» GOAL OF THE EXERCISE
Every line that includes the word "high" is to be listed.

» THE INPUT
⁂
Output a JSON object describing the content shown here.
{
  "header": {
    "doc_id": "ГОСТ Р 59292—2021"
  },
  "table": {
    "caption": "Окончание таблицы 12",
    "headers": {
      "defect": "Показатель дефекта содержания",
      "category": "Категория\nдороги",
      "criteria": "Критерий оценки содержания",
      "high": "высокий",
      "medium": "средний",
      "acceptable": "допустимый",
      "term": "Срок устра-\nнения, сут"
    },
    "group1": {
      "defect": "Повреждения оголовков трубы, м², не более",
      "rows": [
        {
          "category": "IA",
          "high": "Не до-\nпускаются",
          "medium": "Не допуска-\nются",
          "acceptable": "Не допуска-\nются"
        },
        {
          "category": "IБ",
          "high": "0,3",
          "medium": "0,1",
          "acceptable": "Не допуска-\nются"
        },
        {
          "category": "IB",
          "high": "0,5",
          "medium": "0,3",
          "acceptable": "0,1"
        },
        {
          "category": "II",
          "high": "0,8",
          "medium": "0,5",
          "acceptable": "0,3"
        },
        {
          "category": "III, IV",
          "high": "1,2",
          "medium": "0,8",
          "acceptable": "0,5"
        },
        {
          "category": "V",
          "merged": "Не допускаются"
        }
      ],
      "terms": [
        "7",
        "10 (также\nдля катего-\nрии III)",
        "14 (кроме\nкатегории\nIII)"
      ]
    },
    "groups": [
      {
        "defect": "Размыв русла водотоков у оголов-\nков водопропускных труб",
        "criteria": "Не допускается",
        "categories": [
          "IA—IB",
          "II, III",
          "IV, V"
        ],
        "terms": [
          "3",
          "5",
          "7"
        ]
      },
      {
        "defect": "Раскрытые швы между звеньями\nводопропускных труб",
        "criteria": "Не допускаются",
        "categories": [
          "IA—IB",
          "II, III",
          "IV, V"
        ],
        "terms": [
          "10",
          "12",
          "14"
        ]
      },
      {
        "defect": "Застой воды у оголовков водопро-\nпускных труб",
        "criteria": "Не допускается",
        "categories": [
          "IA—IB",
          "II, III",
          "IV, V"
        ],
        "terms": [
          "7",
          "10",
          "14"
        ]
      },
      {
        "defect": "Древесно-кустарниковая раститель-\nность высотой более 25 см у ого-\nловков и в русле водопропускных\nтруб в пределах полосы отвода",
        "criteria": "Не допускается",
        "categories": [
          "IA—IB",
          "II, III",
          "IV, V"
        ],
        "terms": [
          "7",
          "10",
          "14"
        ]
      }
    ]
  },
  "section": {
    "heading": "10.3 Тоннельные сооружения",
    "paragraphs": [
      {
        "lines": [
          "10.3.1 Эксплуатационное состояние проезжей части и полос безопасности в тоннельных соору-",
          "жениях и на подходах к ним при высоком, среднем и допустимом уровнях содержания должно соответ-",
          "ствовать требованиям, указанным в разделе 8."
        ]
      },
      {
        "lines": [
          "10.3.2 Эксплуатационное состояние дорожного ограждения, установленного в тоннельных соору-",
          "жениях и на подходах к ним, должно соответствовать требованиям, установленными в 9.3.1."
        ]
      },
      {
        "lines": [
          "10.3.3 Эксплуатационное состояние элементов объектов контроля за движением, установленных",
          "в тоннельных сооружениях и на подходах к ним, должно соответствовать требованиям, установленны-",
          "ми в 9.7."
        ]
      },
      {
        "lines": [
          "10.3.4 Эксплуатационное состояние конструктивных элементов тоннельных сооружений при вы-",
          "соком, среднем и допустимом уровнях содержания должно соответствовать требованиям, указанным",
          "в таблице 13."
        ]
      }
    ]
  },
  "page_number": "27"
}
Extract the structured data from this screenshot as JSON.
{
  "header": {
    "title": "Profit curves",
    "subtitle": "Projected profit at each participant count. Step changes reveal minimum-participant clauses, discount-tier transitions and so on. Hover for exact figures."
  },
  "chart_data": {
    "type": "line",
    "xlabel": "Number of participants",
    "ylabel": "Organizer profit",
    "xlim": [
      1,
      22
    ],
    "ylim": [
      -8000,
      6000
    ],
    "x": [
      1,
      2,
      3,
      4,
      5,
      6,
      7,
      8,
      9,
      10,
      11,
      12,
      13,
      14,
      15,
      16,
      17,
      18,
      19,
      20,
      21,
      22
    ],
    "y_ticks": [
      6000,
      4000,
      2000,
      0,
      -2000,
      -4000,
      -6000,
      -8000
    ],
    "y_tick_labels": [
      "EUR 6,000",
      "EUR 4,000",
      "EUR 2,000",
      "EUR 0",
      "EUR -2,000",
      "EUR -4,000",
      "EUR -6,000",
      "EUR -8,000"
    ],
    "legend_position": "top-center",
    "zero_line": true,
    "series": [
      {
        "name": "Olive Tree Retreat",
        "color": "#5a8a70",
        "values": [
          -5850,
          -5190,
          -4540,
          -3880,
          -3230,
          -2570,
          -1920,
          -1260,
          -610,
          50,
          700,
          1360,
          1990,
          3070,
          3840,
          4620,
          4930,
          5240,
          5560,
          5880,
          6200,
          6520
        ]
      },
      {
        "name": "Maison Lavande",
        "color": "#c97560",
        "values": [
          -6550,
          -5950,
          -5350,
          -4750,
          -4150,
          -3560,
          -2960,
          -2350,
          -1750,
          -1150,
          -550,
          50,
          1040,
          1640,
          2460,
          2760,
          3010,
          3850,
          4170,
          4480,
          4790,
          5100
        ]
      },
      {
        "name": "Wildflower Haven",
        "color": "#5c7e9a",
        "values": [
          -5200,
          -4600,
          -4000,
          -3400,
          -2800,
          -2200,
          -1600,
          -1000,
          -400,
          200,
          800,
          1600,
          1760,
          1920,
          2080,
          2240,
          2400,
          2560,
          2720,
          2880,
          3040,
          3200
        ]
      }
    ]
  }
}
⁂
» WRITTEN RESPONSE
      "high": "высокий",
          "high": "Не до-\nпускаются",
          "high": "0,3",
          "high": "0,5",
          "high": "0,8",
          "high": "1,2",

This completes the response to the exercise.